* SET EXERCISE *
Take the records below and extract, word for word, the lines from the one containing "Read out every word on this page." through the final line, inclusive. Omit pictures.

* INPUT ROWS *

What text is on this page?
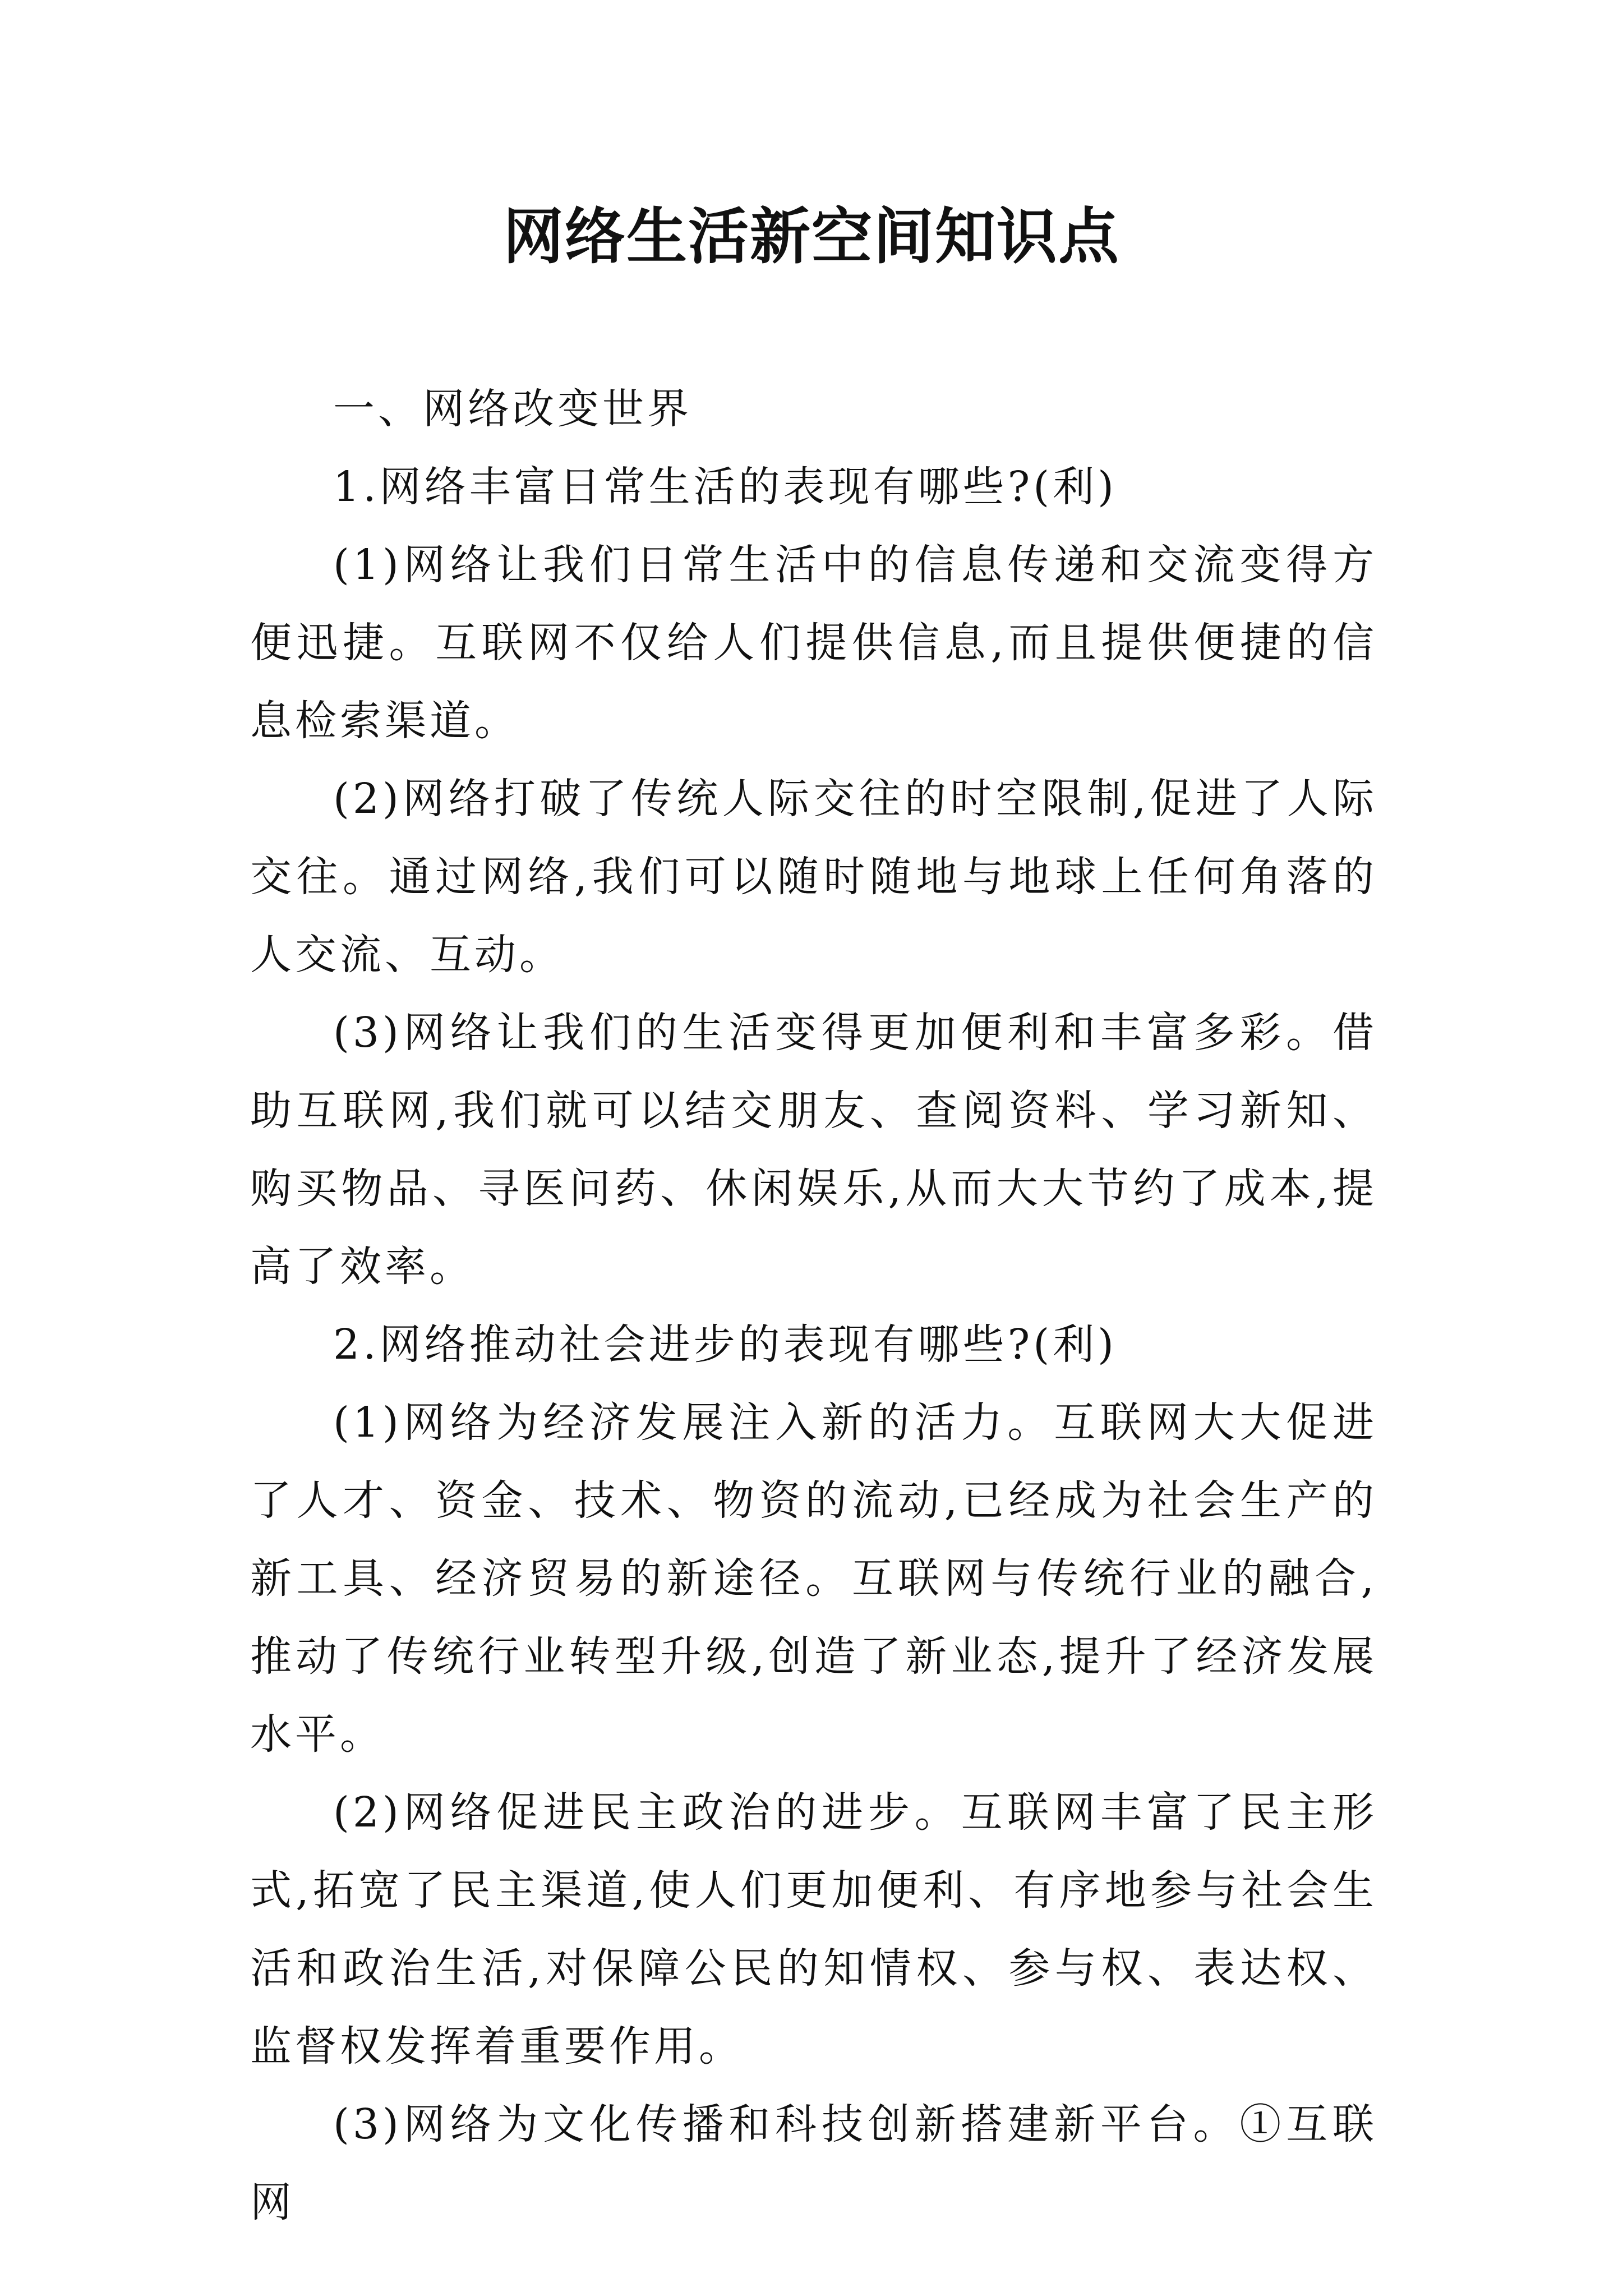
网络生活新空间知识点

一、网络改变世界

1.网络丰富日常生活的表现有哪些?(利)

(1)网络让我们日常生活中的信息传递和交流变得方便迅捷。互联网不仅给人们提供信息,而且提供便捷的信息检索渠道。

(2)网络打破了传统人际交往的时空限制,促进了人际交往。通过网络,我们可以随时随地与地球上任何角落的人交流、互动。

(3)网络让我们的生活变得更加便利和丰富多彩。借助互联网,我们就可以结交朋友、查阅资料、学习新知、购买物品、寻医问药、休闲娱乐,从而大大节约了成本,提高了效率。

2.网络推动社会进步的表现有哪些?(利)

(1)网络为经济发展注入新的活力。互联网大大促进了人才、资金、技术、物资的流动,已经成为社会生产的新工具、经济贸易的新途径。互联网与传统行业的融合,推动了传统行业转型升级,创造了新业态,提升了经济发展水平。

(2)网络促进民主政治的进步。互联网丰富了民主形式,拓宽了民主渠道,使人们更加便利、有序地参与社会生活和政治生活,对保障公民的知情权、参与权、表达权、监督权发挥着重要作用。

(3)网络为文化传播和科技创新搭建新平台。①互联网
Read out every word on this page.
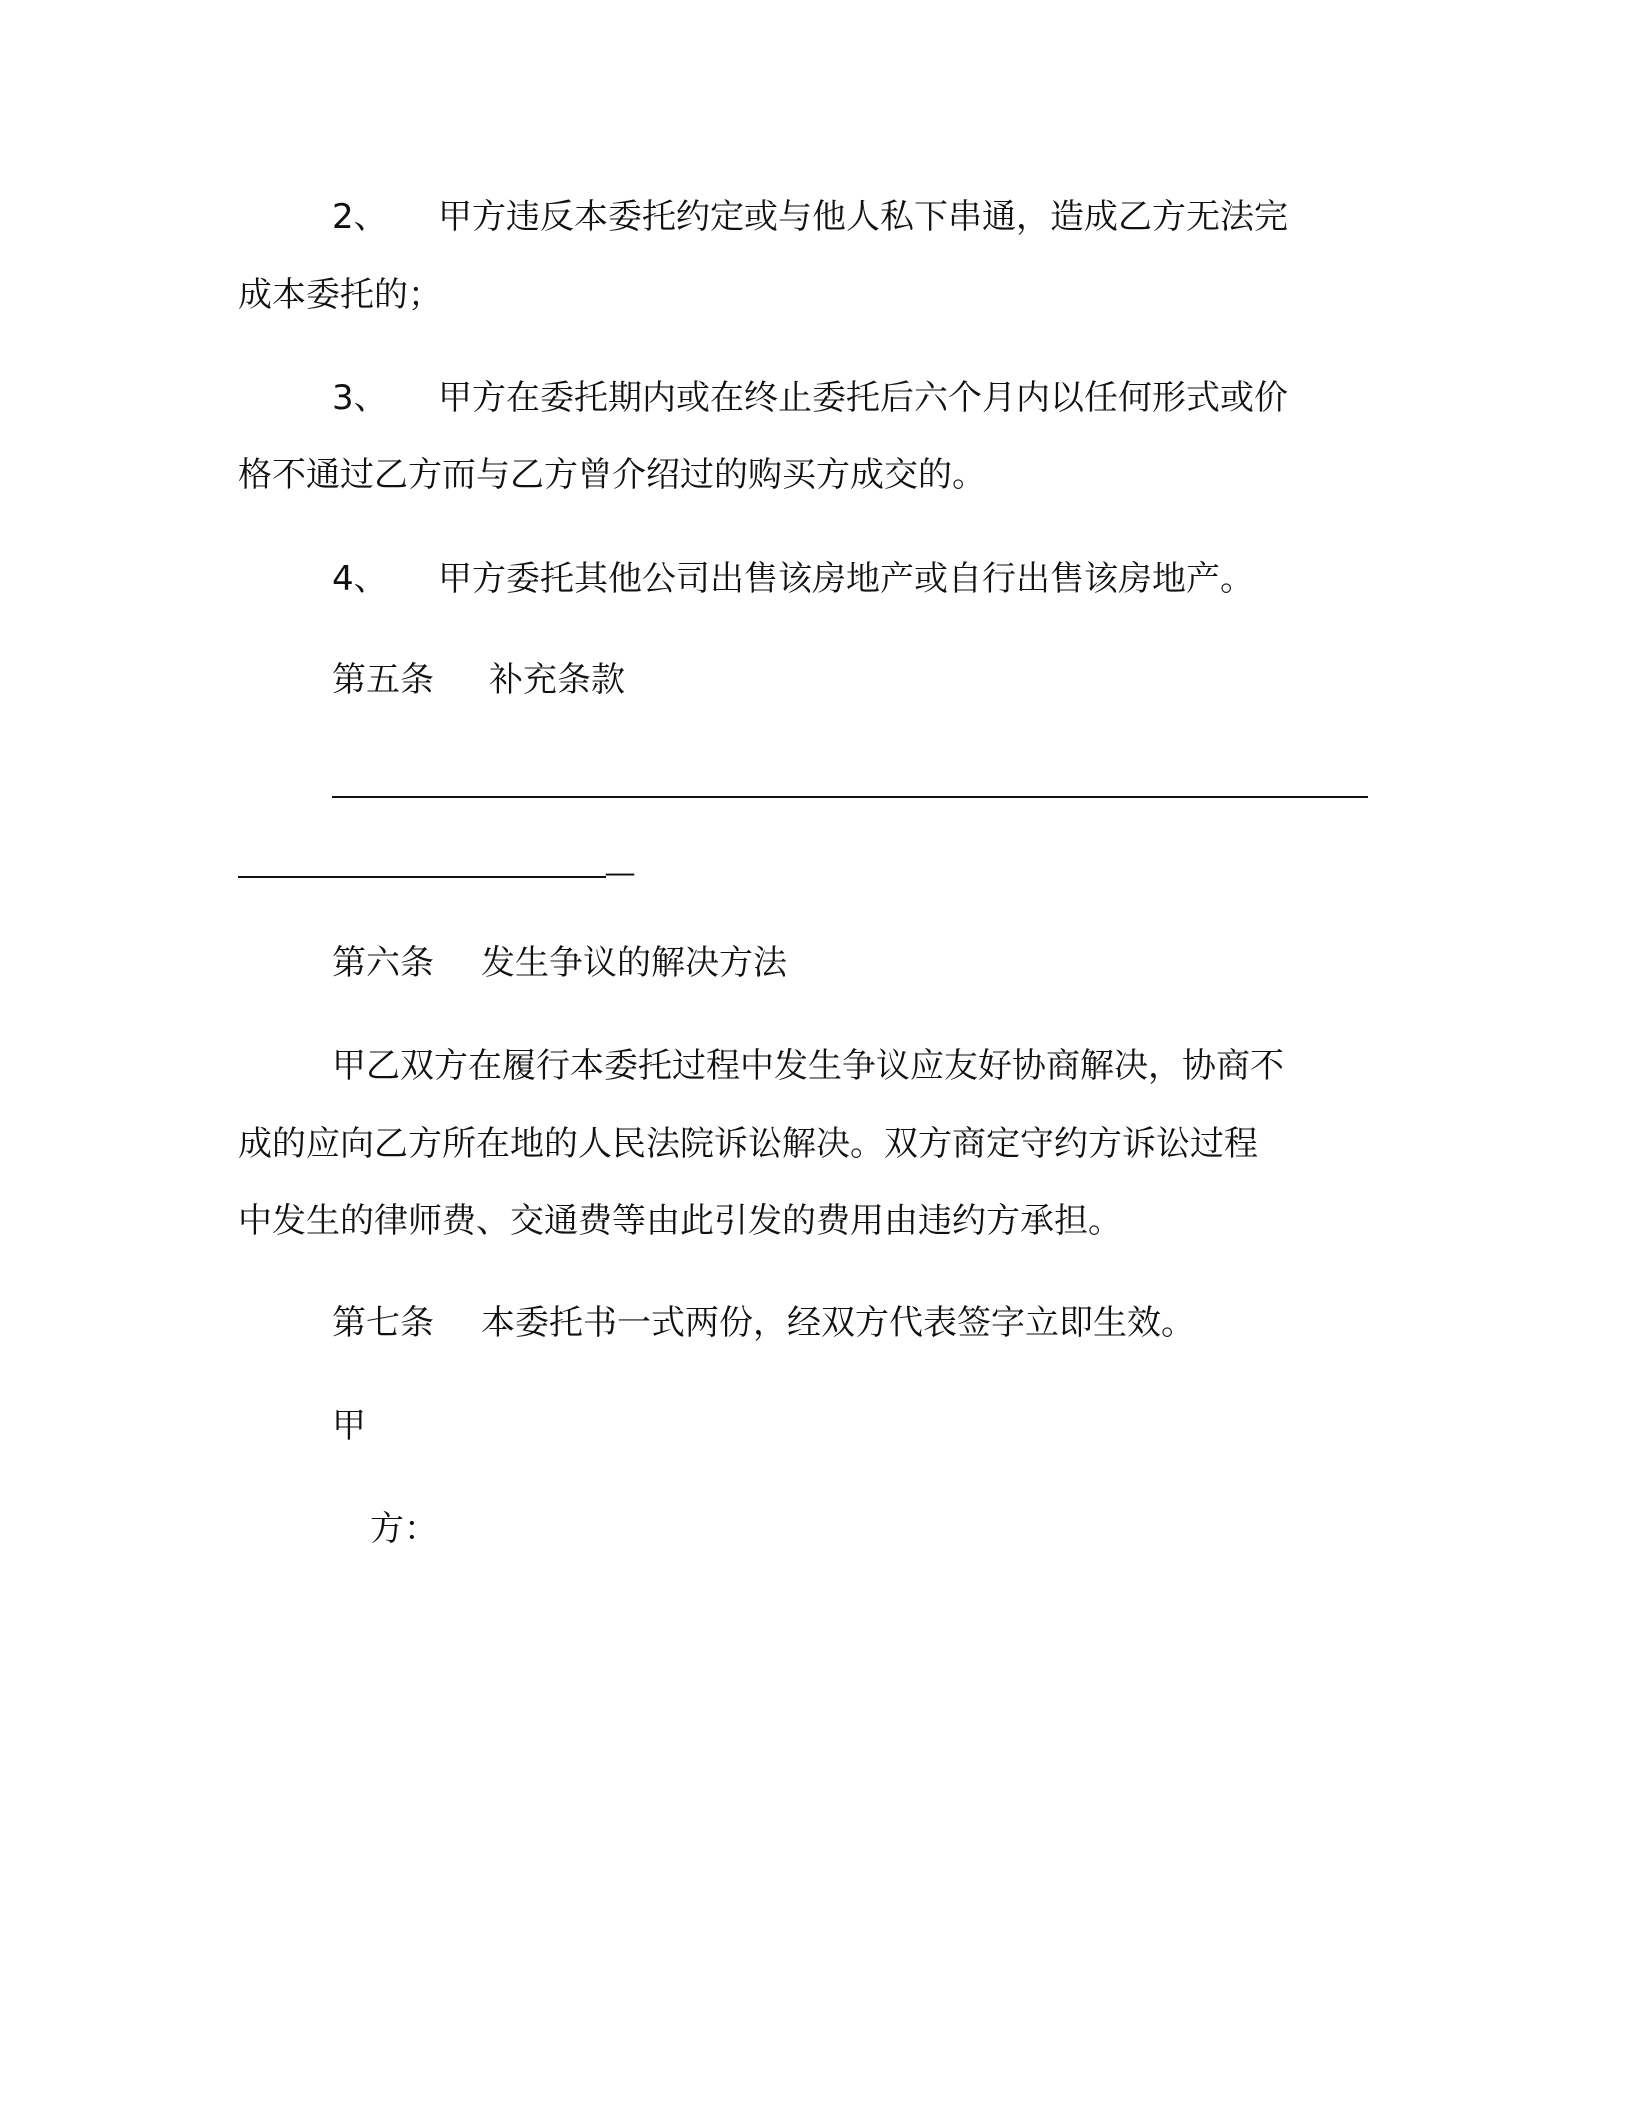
2、 甲方违反本委托约定或与他人私下串通，造成乙方无法完
成本委托的；
3、 甲方在委托期内或在终止委托后六个月内以任何形式或价
格不通过乙方而与乙方曾介绍过的购买方成交的。
4、 甲方委托其他公司出售该房地产或自行出售该房地产。
第五条 补充条款
__
第六条 发生争议的解决方法
甲乙双方在履行本委托过程中发生争议应友好协商解决，协商不
成的应向乙方所在地的人民法院诉讼解决。双方商定守约方诉讼过程
中发生的律师费、交通费等由此引发的费用由违约方承担。
第七条 本委托书一式两份，经双方代表签字立即生效。
甲
方：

* FINISHED EXERCISE *
Read out every word on this page.
2、 甲方违反本委托约定或与他人私下串通，造成乙方无法完
成本委托的；
3、 甲方在委托期内或在终止委托后六个月内以任何形式或价
格不通过乙方而与乙方曾介绍过的购买方成交的。
4、 甲方委托其他公司出售该房地产或自行出售该房地产。
第五条 补充条款
__
第六条 发生争议的解决方法
甲乙双方在履行本委托过程中发生争议应友好协商解决，协商不
成的应向乙方所在地的人民法院诉讼解决。双方商定守约方诉讼过程
中发生的律师费、交通费等由此引发的费用由违约方承担。
第七条 本委托书一式两份，经双方代表签字立即生效。
甲
方：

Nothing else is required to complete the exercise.